Work required | Retype the stored dataset items below word for word, covering every one of them, but leave out the pictures.

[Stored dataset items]
━━━━━━━━━━

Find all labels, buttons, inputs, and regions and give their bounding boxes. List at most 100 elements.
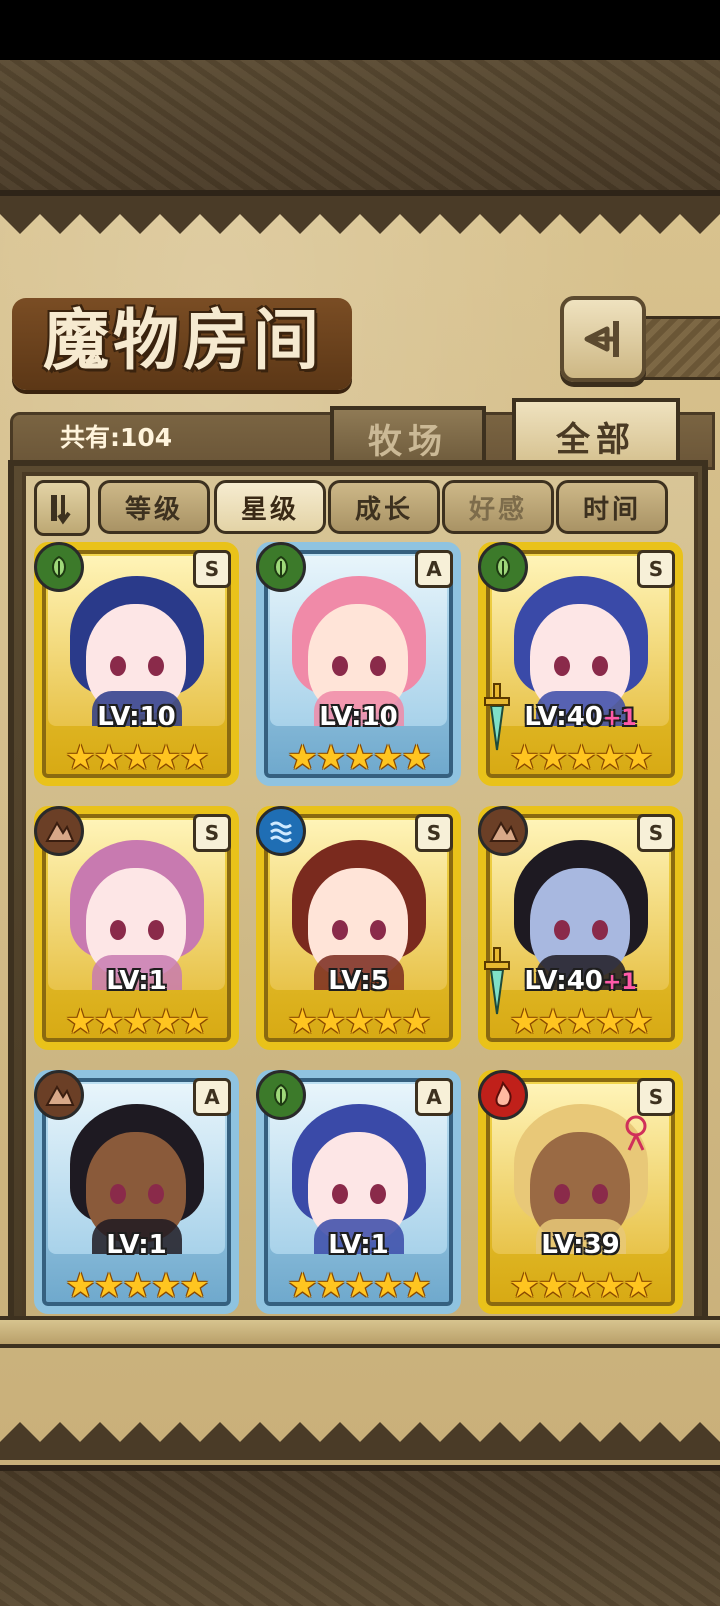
monster-card[interactable]: S LV:10 ★★★★★ <box>34 542 239 786</box>
star-icon: ★ <box>65 1266 96 1306</box>
rock-element-icon <box>478 806 528 856</box>
star-icon: ★ <box>537 1002 569 1042</box>
rock-element-icon <box>34 1070 84 1120</box>
sort-star-button[interactable]: 星级 <box>214 480 326 534</box>
star-icon: ★ <box>179 1002 210 1042</box>
star-icon: ★ <box>287 1266 318 1306</box>
monster-card[interactable]: A LV:1 ★★★★★ <box>34 1070 239 1314</box>
status-bar <box>0 0 720 60</box>
monster-count: 共有:104 <box>60 423 173 452</box>
sort-order-toggle[interactable] <box>34 480 90 536</box>
star-icon: ★ <box>623 1002 654 1042</box>
star-rating: ★★★★★ <box>34 1266 239 1306</box>
grass-element-icon <box>256 542 306 592</box>
star-icon: ★ <box>509 738 540 778</box>
rank-badge: A <box>415 550 453 588</box>
sort-time-button[interactable]: 时间 <box>556 480 668 534</box>
star-icon: ★ <box>315 1266 347 1306</box>
map-background-bottom <box>0 1465 720 1606</box>
panel-footer-rail <box>0 1316 720 1348</box>
rank-badge: A <box>193 1078 231 1116</box>
monster-card[interactable]: S LV:1 ★★★★★ <box>34 806 239 1050</box>
monster-card[interactable]: S LV:40+1 ★★★★★ <box>478 806 683 1050</box>
star-icon: ★ <box>93 1266 125 1306</box>
star-icon: ★ <box>344 1266 375 1306</box>
star-icon: ★ <box>401 1266 432 1306</box>
level-value: LV:40 <box>524 966 603 996</box>
level-value: LV:5 <box>328 966 389 996</box>
rank-badge: S <box>193 550 231 588</box>
star-icon: ★ <box>623 1266 654 1306</box>
star-icon: ★ <box>150 738 182 778</box>
level-label: LV:10 <box>256 702 461 732</box>
monster-card[interactable]: S LV:40+1 ★★★★★ <box>478 542 683 786</box>
star-icon: ★ <box>566 738 597 778</box>
star-icon: ★ <box>344 738 375 778</box>
tab-ranch[interactable]: 牧场 <box>330 406 486 466</box>
level-label: LV:39 <box>478 1230 683 1260</box>
star-rating: ★★★★★ <box>256 1266 461 1306</box>
monster-card[interactable]: A LV:1 ★★★★★ <box>256 1070 461 1314</box>
level-value: LV:10 <box>97 702 176 732</box>
grass-element-icon <box>34 542 84 592</box>
star-icon: ★ <box>401 738 432 778</box>
zigzag-edge-bottom <box>0 1422 720 1460</box>
star-icon: ★ <box>537 1266 569 1306</box>
rank-badge: S <box>637 1078 675 1116</box>
charm-icon <box>625 1115 647 1151</box>
star-icon: ★ <box>315 738 347 778</box>
level-bonus: +1 <box>602 970 637 995</box>
sort-growth-button[interactable]: 成长 <box>328 480 440 534</box>
rank-badge: S <box>637 814 675 852</box>
star-icon: ★ <box>93 738 125 778</box>
star-rating: ★★★★★ <box>478 738 683 778</box>
level-label: LV:40+1 <box>478 702 683 732</box>
sort-affection-button[interactable]: 好感 <box>442 480 554 534</box>
star-icon: ★ <box>315 1002 347 1042</box>
level-bonus: +1 <box>602 706 637 731</box>
rank-badge: S <box>193 814 231 852</box>
star-icon: ★ <box>594 1266 626 1306</box>
level-value: LV:1 <box>106 966 167 996</box>
sort-order-icon <box>51 495 71 525</box>
star-icon: ★ <box>566 1266 597 1306</box>
level-value: LV:1 <box>106 1230 167 1260</box>
star-icon: ★ <box>179 1266 210 1306</box>
back-button[interactable] <box>560 296 646 382</box>
monster-card[interactable]: A LV:10 ★★★★★ <box>256 542 461 786</box>
star-icon: ★ <box>150 1002 182 1042</box>
fire-element-icon <box>478 1070 528 1120</box>
star-icon: ★ <box>65 738 96 778</box>
star-icon: ★ <box>594 1002 626 1042</box>
star-icon: ★ <box>509 1002 540 1042</box>
level-label: LV:1 <box>34 966 239 996</box>
star-icon: ★ <box>623 738 654 778</box>
star-icon: ★ <box>344 1002 375 1042</box>
water-element-icon <box>256 806 306 856</box>
level-value: LV:1 <box>328 1230 389 1260</box>
star-icon: ★ <box>122 1266 153 1306</box>
star-icon: ★ <box>372 738 404 778</box>
monster-card[interactable]: S LV:5 ★★★★★ <box>256 806 461 1050</box>
star-icon: ★ <box>566 1002 597 1042</box>
map-background-top <box>0 60 720 196</box>
back-arrow-icon <box>584 321 619 357</box>
star-icon: ★ <box>509 1266 540 1306</box>
page-title: 魔物房间 <box>43 301 323 379</box>
grass-element-icon <box>256 1070 306 1120</box>
star-icon: ★ <box>93 1002 125 1042</box>
star-icon: ★ <box>401 1002 432 1042</box>
monster-card[interactable]: S LV:39 ★★★★★ <box>478 1070 683 1314</box>
star-icon: ★ <box>65 1002 96 1042</box>
star-icon: ★ <box>537 738 569 778</box>
star-icon: ★ <box>122 738 153 778</box>
star-icon: ★ <box>179 738 210 778</box>
star-rating: ★★★★★ <box>34 738 239 778</box>
level-label: LV:1 <box>34 1230 239 1260</box>
star-icon: ★ <box>150 1266 182 1306</box>
sort-level-button[interactable]: 等级 <box>98 480 210 534</box>
star-rating: ★★★★★ <box>256 1002 461 1042</box>
rank-badge: S <box>637 550 675 588</box>
level-label: LV:1 <box>256 1230 461 1260</box>
star-rating: ★★★★★ <box>478 1266 683 1306</box>
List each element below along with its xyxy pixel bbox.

━━━━━━━━━━

Full answer |
Find all labels, buttons, inputs, and regions and give their bounding boxes. List at most 100 elements.
monster-card[interactable]: S LV:10 ★★★★★ <box>34 542 239 786</box>
star-icon: ★ <box>65 1266 96 1306</box>
rock-element-icon <box>478 806 528 856</box>
star-icon: ★ <box>537 1002 569 1042</box>
rock-element-icon <box>34 1070 84 1120</box>
sort-star-button[interactable]: 星级 <box>214 480 326 534</box>
star-icon: ★ <box>179 1002 210 1042</box>
star-icon: ★ <box>287 1266 318 1306</box>
monster-card[interactable]: A LV:1 ★★★★★ <box>34 1070 239 1314</box>
status-bar <box>0 0 720 60</box>
monster-count: 共有:104 <box>60 423 173 452</box>
sort-order-toggle[interactable] <box>34 480 90 536</box>
star-icon: ★ <box>623 1002 654 1042</box>
star-rating: ★★★★★ <box>34 1266 239 1306</box>
grass-element-icon <box>256 542 306 592</box>
star-icon: ★ <box>509 738 540 778</box>
rank-badge: A <box>415 550 453 588</box>
sort-time-button[interactable]: 时间 <box>556 480 668 534</box>
star-icon: ★ <box>315 1266 347 1306</box>
map-background-bottom <box>0 1465 720 1606</box>
panel-footer-rail <box>0 1316 720 1348</box>
rank-badge: A <box>193 1078 231 1116</box>
monster-card[interactable]: S LV:1 ★★★★★ <box>34 806 239 1050</box>
monster-card[interactable]: S LV:40+1 ★★★★★ <box>478 806 683 1050</box>
star-icon: ★ <box>93 1266 125 1306</box>
star-icon: ★ <box>344 1266 375 1306</box>
star-icon: ★ <box>401 1266 432 1306</box>
level-value: LV:40 <box>524 966 603 996</box>
level-value: LV:5 <box>328 966 389 996</box>
rank-badge: S <box>193 550 231 588</box>
star-icon: ★ <box>623 1266 654 1306</box>
star-icon: ★ <box>150 738 182 778</box>
level-label: LV:10 <box>256 702 461 732</box>
monster-card[interactable]: S LV:40+1 ★★★★★ <box>478 542 683 786</box>
star-icon: ★ <box>566 738 597 778</box>
star-icon: ★ <box>344 738 375 778</box>
tab-ranch[interactable]: 牧场 <box>330 406 486 466</box>
level-label: LV:39 <box>478 1230 683 1260</box>
star-rating: ★★★★★ <box>256 1266 461 1306</box>
monster-card[interactable]: A LV:1 ★★★★★ <box>256 1070 461 1314</box>
level-value: LV:10 <box>97 702 176 732</box>
grass-element-icon <box>34 542 84 592</box>
star-icon: ★ <box>401 738 432 778</box>
zigzag-edge-bottom <box>0 1422 720 1460</box>
star-icon: ★ <box>537 1266 569 1306</box>
rank-badge: S <box>637 1078 675 1116</box>
charm-icon <box>625 1115 647 1151</box>
star-icon: ★ <box>315 738 347 778</box>
level-bonus: +1 <box>602 970 637 995</box>
sort-growth-button[interactable]: 成长 <box>328 480 440 534</box>
rank-badge: S <box>637 814 675 852</box>
star-icon: ★ <box>93 738 125 778</box>
star-rating: ★★★★★ <box>478 738 683 778</box>
level-label: LV:40+1 <box>478 702 683 732</box>
sort-affection-button[interactable]: 好感 <box>442 480 554 534</box>
star-icon: ★ <box>315 1002 347 1042</box>
level-bonus: +1 <box>602 706 637 731</box>
rank-badge: S <box>193 814 231 852</box>
star-icon: ★ <box>594 1266 626 1306</box>
level-value: LV:1 <box>106 966 167 996</box>
sort-order-icon <box>51 495 71 525</box>
star-icon: ★ <box>566 1266 597 1306</box>
level-value: LV:1 <box>106 1230 167 1260</box>
star-icon: ★ <box>179 1266 210 1306</box>
back-button[interactable] <box>560 296 646 382</box>
monster-card[interactable]: A LV:10 ★★★★★ <box>256 542 461 786</box>
star-icon: ★ <box>150 1002 182 1042</box>
fire-element-icon <box>478 1070 528 1120</box>
star-icon: ★ <box>65 738 96 778</box>
star-icon: ★ <box>594 1002 626 1042</box>
star-icon: ★ <box>509 1002 540 1042</box>
level-label: LV:1 <box>34 966 239 996</box>
star-icon: ★ <box>623 738 654 778</box>
star-icon: ★ <box>344 1002 375 1042</box>
water-element-icon <box>256 806 306 856</box>
level-value: LV:1 <box>328 1230 389 1260</box>
star-icon: ★ <box>122 1266 153 1306</box>
star-icon: ★ <box>372 738 404 778</box>
monster-card[interactable]: S LV:5 ★★★★★ <box>256 806 461 1050</box>
star-icon: ★ <box>566 1002 597 1042</box>
map-background-top <box>0 60 720 196</box>
back-arrow-icon <box>584 321 619 357</box>
star-icon: ★ <box>509 1266 540 1306</box>
page-title: 魔物房间 <box>43 301 323 379</box>
grass-element-icon <box>256 1070 306 1120</box>
star-icon: ★ <box>93 1002 125 1042</box>
star-icon: ★ <box>401 1002 432 1042</box>
monster-card[interactable]: S LV:39 ★★★★★ <box>478 1070 683 1314</box>
star-icon: ★ <box>65 1002 96 1042</box>
star-icon: ★ <box>537 738 569 778</box>
star-icon: ★ <box>122 738 153 778</box>
star-icon: ★ <box>179 738 210 778</box>
star-rating: ★★★★★ <box>34 738 239 778</box>
level-label: LV:1 <box>34 1230 239 1260</box>
star-icon: ★ <box>150 1266 182 1306</box>
sort-level-button[interactable]: 等级 <box>98 480 210 534</box>
star-rating: ★★★★★ <box>256 1002 461 1042</box>
rank-badge: S <box>637 550 675 588</box>
level-label: LV:1 <box>256 1230 461 1260</box>
star-rating: ★★★★★ <box>478 1266 683 1306</box>
List each element below along with its xyxy pixel bbox.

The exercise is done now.